» Exercise instructions
Tally the lines below that contain "threshold". The number is the whole answer.

(Figure data in JSON)
# # # # # # #
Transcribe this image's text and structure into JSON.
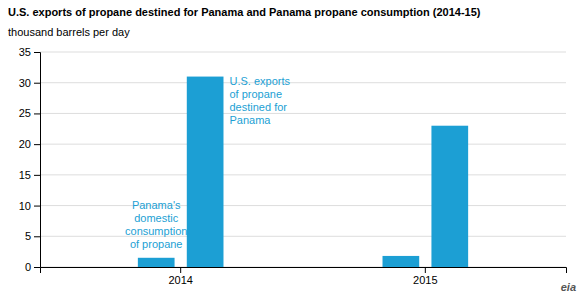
{
  "chart_data": {
    "type": "bar",
    "title": "U.S. exports of propane destined for Panama and Panama propane consumption (2014-15)",
    "ylabel": "thousand barrels per day",
    "categories": [
      "2014",
      "2015"
    ],
    "series": [
      {
        "color": "#1c9fd4",
        "values": [
          1.5,
          1.8
        ]
      },
      {
        "color": "#1c9fd4",
        "values": [
          31.0,
          23.0
        ]
      }
    ],
    "ylim": [
      0,
      35
    ],
    "yticks": [
      0,
      5,
      10,
      15,
      20,
      25,
      30,
      35
    ],
    "grid": true,
    "annotations": [
      "Panama's\ndomestic\nconsumption\nof propane",
      "U.S. exports\nof propane\ndestined for\nPanama",
      "eia"
    ]
  }
}
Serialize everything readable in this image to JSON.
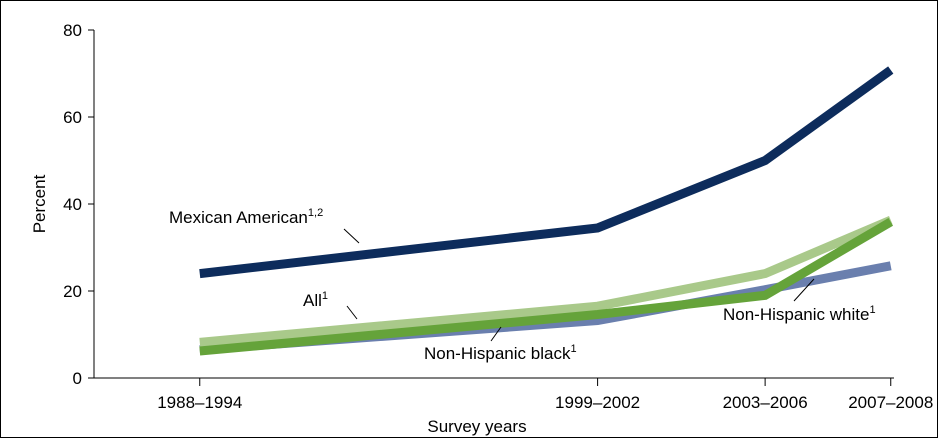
{
  "chart_data": {
    "type": "line",
    "xlabel": "Survey years",
    "ylabel": "Percent",
    "categories": [
      "1988–1994",
      "1999–2002",
      "2003–2006",
      "2007–2008"
    ],
    "x_values": [
      1991,
      2000.5,
      2004.5,
      2007.5
    ],
    "ylim": [
      0,
      80
    ],
    "yticks": [
      0,
      20,
      40,
      60,
      80
    ],
    "grid": false,
    "series": [
      {
        "name": "Non-Hispanic black",
        "superscript": "1",
        "color": "#6a7fae",
        "values": [
          6.5,
          13.2,
          20.3,
          25.8
        ]
      },
      {
        "name": "All",
        "superscript": "1",
        "color": "#a9c98a",
        "values": [
          8.2,
          16.5,
          24.0,
          36.3
        ]
      },
      {
        "name": "Non-Hispanic white",
        "superscript": "1",
        "color": "#65a33a",
        "values": [
          6.2,
          14.6,
          19.0,
          35.9
        ]
      },
      {
        "name": "Mexican American",
        "superscript": "1,2",
        "color": "#0d2c5c",
        "values": [
          24.0,
          34.5,
          50.0,
          70.8
        ]
      }
    ]
  }
}
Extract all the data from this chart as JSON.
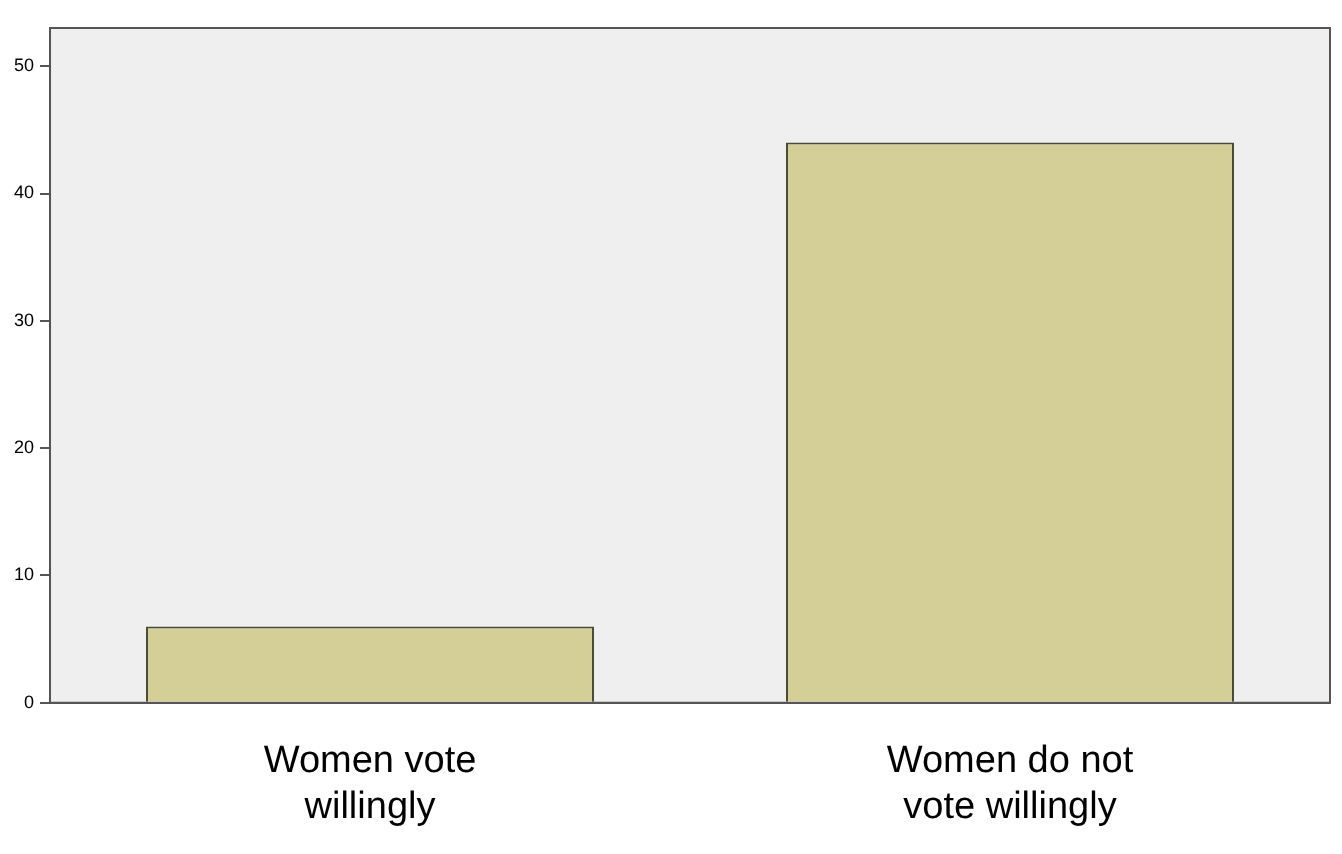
{
  "chart_data": {
    "type": "bar",
    "categories": [
      "Women vote willingly",
      "Women do not vote willingly"
    ],
    "values": [
      6,
      44
    ],
    "color": "#d3cf96",
    "ylim": [
      0,
      53
    ],
    "yticks": [
      0,
      10,
      20,
      30,
      40,
      50
    ],
    "grid": false,
    "legend": false
  }
}
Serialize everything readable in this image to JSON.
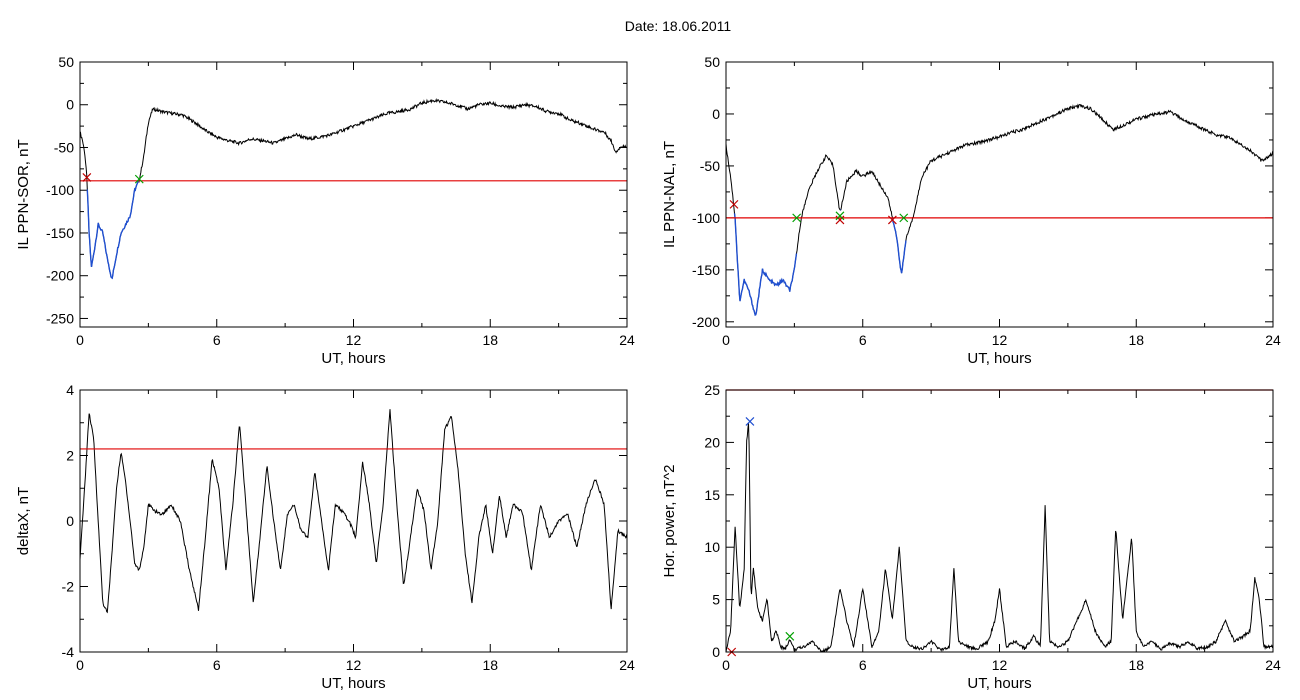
{
  "figure": {
    "title": "Date:  18.06.2011"
  },
  "chart_data": [
    {
      "type": "line",
      "ylabel": "IL PPN-SOR, nT",
      "xlabel": "UT, hours",
      "xlim": [
        0,
        24
      ],
      "ylim": [
        -260,
        50
      ],
      "xticks": [
        "0",
        "6",
        "12",
        "18",
        "24"
      ],
      "yticks": [
        "50",
        "0",
        "-50",
        "-100",
        "-150",
        "-200",
        "-250"
      ],
      "threshold": -89,
      "x": [
        0,
        0.1,
        0.2,
        0.3,
        0.4,
        0.5,
        0.6,
        0.8,
        1.0,
        1.2,
        1.4,
        1.6,
        1.8,
        2.0,
        2.2,
        2.4,
        2.6,
        2.8,
        3.0,
        3.2,
        3.6,
        4.0,
        4.5,
        5.0,
        5.5,
        6.0,
        6.5,
        7.0,
        7.5,
        8.0,
        8.5,
        9.0,
        9.5,
        10.0,
        10.5,
        11.0,
        11.5,
        12.0,
        12.5,
        13.0,
        13.5,
        14.0,
        14.5,
        15.0,
        15.5,
        16.0,
        16.5,
        17.0,
        17.5,
        18.0,
        18.5,
        19.0,
        19.5,
        20.0,
        20.5,
        21.0,
        21.5,
        22.0,
        22.5,
        23.0,
        23.3,
        23.5,
        23.7,
        24.0
      ],
      "values": [
        -33,
        -40,
        -55,
        -85,
        -150,
        -190,
        -175,
        -140,
        -150,
        -180,
        -205,
        -175,
        -150,
        -140,
        -130,
        -100,
        -88,
        -60,
        -20,
        -5,
        -8,
        -10,
        -12,
        -20,
        -30,
        -38,
        -42,
        -45,
        -40,
        -42,
        -45,
        -40,
        -35,
        -40,
        -38,
        -35,
        -30,
        -25,
        -20,
        -15,
        -10,
        -8,
        -5,
        2,
        5,
        3,
        0,
        -5,
        0,
        2,
        -2,
        -3,
        0,
        -2,
        -8,
        -10,
        -18,
        -22,
        -28,
        -32,
        -42,
        -55,
        -50,
        -48
      ],
      "highlight_ranges": [
        [
          0.3,
          2.6
        ]
      ],
      "start_markers": [
        {
          "x": 0.3,
          "y": -85
        }
      ],
      "end_markers": [
        {
          "x": 2.6,
          "y": -87
        }
      ],
      "colors": {
        "line": "#000000",
        "highlight": "#1f4fd0",
        "threshold": "#e00000",
        "start": "#c00000",
        "end": "#00a000"
      }
    },
    {
      "type": "line",
      "ylabel": "IL PPN-NAL, nT",
      "xlabel": "UT, hours",
      "xlim": [
        0,
        24
      ],
      "ylim": [
        -205,
        50
      ],
      "xticks": [
        "0",
        "6",
        "12",
        "18",
        "24"
      ],
      "yticks": [
        "50",
        "0",
        "-50",
        "-100",
        "-150",
        "-200"
      ],
      "threshold": -100,
      "x": [
        0,
        0.2,
        0.4,
        0.6,
        0.8,
        1.0,
        1.3,
        1.6,
        1.9,
        2.2,
        2.5,
        2.8,
        3.0,
        3.3,
        3.6,
        4.0,
        4.4,
        4.7,
        5.0,
        5.3,
        5.7,
        6.0,
        6.4,
        6.8,
        7.1,
        7.3,
        7.5,
        7.7,
        7.9,
        8.2,
        8.6,
        9.0,
        9.5,
        10.0,
        10.5,
        11.0,
        11.5,
        12.0,
        12.5,
        13.0,
        13.5,
        14.0,
        14.5,
        15.0,
        15.5,
        16.0,
        16.5,
        17.0,
        17.5,
        18.0,
        18.5,
        19.0,
        19.5,
        20.0,
        20.5,
        21.0,
        21.5,
        22.0,
        22.5,
        23.0,
        23.5,
        24.0
      ],
      "values": [
        -30,
        -60,
        -100,
        -180,
        -160,
        -170,
        -195,
        -150,
        -160,
        -165,
        -160,
        -170,
        -150,
        -100,
        -75,
        -55,
        -40,
        -50,
        -95,
        -65,
        -55,
        -60,
        -55,
        -70,
        -80,
        -100,
        -120,
        -155,
        -120,
        -100,
        -60,
        -45,
        -40,
        -35,
        -30,
        -28,
        -25,
        -22,
        -18,
        -15,
        -10,
        -5,
        0,
        5,
        8,
        5,
        -5,
        -15,
        -10,
        -5,
        -2,
        0,
        2,
        -5,
        -10,
        -15,
        -20,
        -22,
        -28,
        -35,
        -45,
        -38
      ],
      "highlight_ranges": [
        [
          0.35,
          3.1
        ],
        [
          5.0,
          5.05
        ],
        [
          7.3,
          7.9
        ]
      ],
      "start_markers": [
        {
          "x": 0.35,
          "y": -87
        },
        {
          "x": 5.0,
          "y": -102
        },
        {
          "x": 7.3,
          "y": -102
        }
      ],
      "end_markers": [
        {
          "x": 3.1,
          "y": -100
        },
        {
          "x": 5.0,
          "y": -98
        },
        {
          "x": 7.8,
          "y": -100
        }
      ],
      "colors": {
        "line": "#000000",
        "highlight": "#1f4fd0",
        "threshold": "#e00000",
        "start": "#c00000",
        "end": "#00a000"
      }
    },
    {
      "type": "line",
      "ylabel": "deltaX, nT",
      "xlabel": "UT, hours",
      "xlim": [
        0,
        24
      ],
      "ylim": [
        -4,
        4
      ],
      "xticks": [
        "0",
        "6",
        "12",
        "18",
        "24"
      ],
      "yticks": [
        "4",
        "2",
        "0",
        "-2",
        "-4"
      ],
      "threshold": 2.2,
      "x": [
        0,
        0.2,
        0.4,
        0.6,
        0.8,
        1.0,
        1.2,
        1.4,
        1.6,
        1.8,
        2.0,
        2.2,
        2.4,
        2.6,
        2.8,
        3.0,
        3.3,
        3.6,
        4.0,
        4.4,
        4.8,
        5.2,
        5.5,
        5.8,
        6.1,
        6.4,
        6.7,
        7.0,
        7.3,
        7.6,
        7.9,
        8.2,
        8.5,
        8.8,
        9.1,
        9.4,
        9.7,
        10.0,
        10.3,
        10.6,
        10.9,
        11.2,
        11.5,
        11.8,
        12.1,
        12.4,
        12.7,
        13.0,
        13.3,
        13.6,
        13.9,
        14.2,
        14.5,
        14.8,
        15.1,
        15.4,
        15.7,
        16.0,
        16.3,
        16.6,
        16.9,
        17.2,
        17.5,
        17.8,
        18.1,
        18.4,
        18.7,
        19.0,
        19.4,
        19.8,
        20.2,
        20.6,
        21.0,
        21.4,
        21.8,
        22.2,
        22.6,
        23.0,
        23.3,
        23.6,
        24.0
      ],
      "values": [
        -1.2,
        1,
        3.3,
        2.5,
        0,
        -2.5,
        -2.8,
        -1,
        1,
        2.1,
        1.2,
        0,
        -1.3,
        -1.5,
        -0.8,
        0.5,
        0.3,
        0.2,
        0.5,
        0,
        -1.5,
        -2.7,
        -0.5,
        1.9,
        1,
        -1.5,
        0.5,
        3,
        0.3,
        -2.5,
        -0.5,
        1.7,
        0,
        -1.5,
        0.2,
        0.5,
        -0.3,
        -0.5,
        1.5,
        0,
        -1.5,
        0.5,
        0.3,
        0,
        -0.5,
        1.8,
        0.5,
        -1.3,
        0.5,
        3.4,
        0.5,
        -2,
        -0.5,
        1,
        0.3,
        -1.5,
        0,
        2.8,
        3.2,
        1.5,
        -1,
        -2.5,
        -0.5,
        0.5,
        -1,
        0.8,
        -0.5,
        0.5,
        0.3,
        -1.5,
        0.5,
        -0.5,
        0,
        0.2,
        -0.8,
        0.5,
        1.3,
        0.5,
        -2.7,
        -0.3,
        -0.5
      ],
      "colors": {
        "line": "#000000",
        "threshold": "#e00000"
      }
    },
    {
      "type": "line",
      "ylabel": "Hor. power, nT^2",
      "xlabel": "UT, hours",
      "xlim": [
        0,
        24
      ],
      "ylim": [
        0,
        25
      ],
      "xticks": [
        "0",
        "6",
        "12",
        "18",
        "24"
      ],
      "yticks": [
        "25",
        "20",
        "15",
        "10",
        "5",
        "0"
      ],
      "threshold": 25,
      "x": [
        0,
        0.2,
        0.4,
        0.6,
        0.8,
        0.9,
        1.0,
        1.1,
        1.2,
        1.4,
        1.6,
        1.8,
        2.0,
        2.2,
        2.4,
        2.6,
        2.8,
        3.0,
        3.4,
        3.8,
        4.2,
        4.6,
        5.0,
        5.3,
        5.6,
        6.0,
        6.4,
        6.7,
        7.0,
        7.3,
        7.6,
        7.9,
        8.2,
        8.6,
        9.0,
        9.4,
        9.8,
        10.0,
        10.2,
        10.6,
        11.0,
        11.5,
        11.8,
        12.0,
        12.3,
        12.7,
        13.1,
        13.5,
        13.8,
        14.0,
        14.2,
        14.6,
        15.0,
        15.4,
        15.8,
        16.2,
        16.6,
        16.9,
        17.1,
        17.4,
        17.8,
        18.0,
        18.3,
        18.7,
        19.1,
        19.5,
        19.9,
        20.3,
        20.7,
        21.1,
        21.5,
        21.9,
        22.3,
        22.7,
        23.0,
        23.2,
        23.4,
        23.6,
        24.0
      ],
      "values": [
        0,
        2,
        12,
        4,
        8,
        20,
        22,
        5,
        8,
        4,
        3,
        5,
        1,
        2,
        0.5,
        0.3,
        1.2,
        0.2,
        0.5,
        1,
        0,
        0.5,
        6,
        3,
        0.5,
        6,
        0.5,
        2,
        8,
        3,
        10,
        1,
        0.5,
        0.3,
        1,
        0.2,
        0.5,
        8,
        1,
        0.5,
        0.3,
        1,
        3,
        6,
        0.5,
        1,
        0.3,
        1.5,
        0.5,
        14,
        1,
        0.5,
        1,
        3,
        5,
        2,
        0.5,
        1,
        12,
        3,
        11,
        2,
        0.5,
        1,
        0.3,
        0.8,
        0.5,
        1,
        0.3,
        0.5,
        1,
        3,
        1,
        1.5,
        2,
        7,
        5,
        0.5,
        0.5
      ],
      "markers": [
        {
          "x": 0.25,
          "y": 0,
          "color": "#c00000"
        },
        {
          "x": 1.05,
          "y": 22,
          "color": "#1f4fd0"
        },
        {
          "x": 2.8,
          "y": 1.5,
          "color": "#00a000"
        }
      ],
      "colors": {
        "line": "#000000",
        "threshold": "#e00000"
      }
    }
  ]
}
# # # # # # #
» Solution
8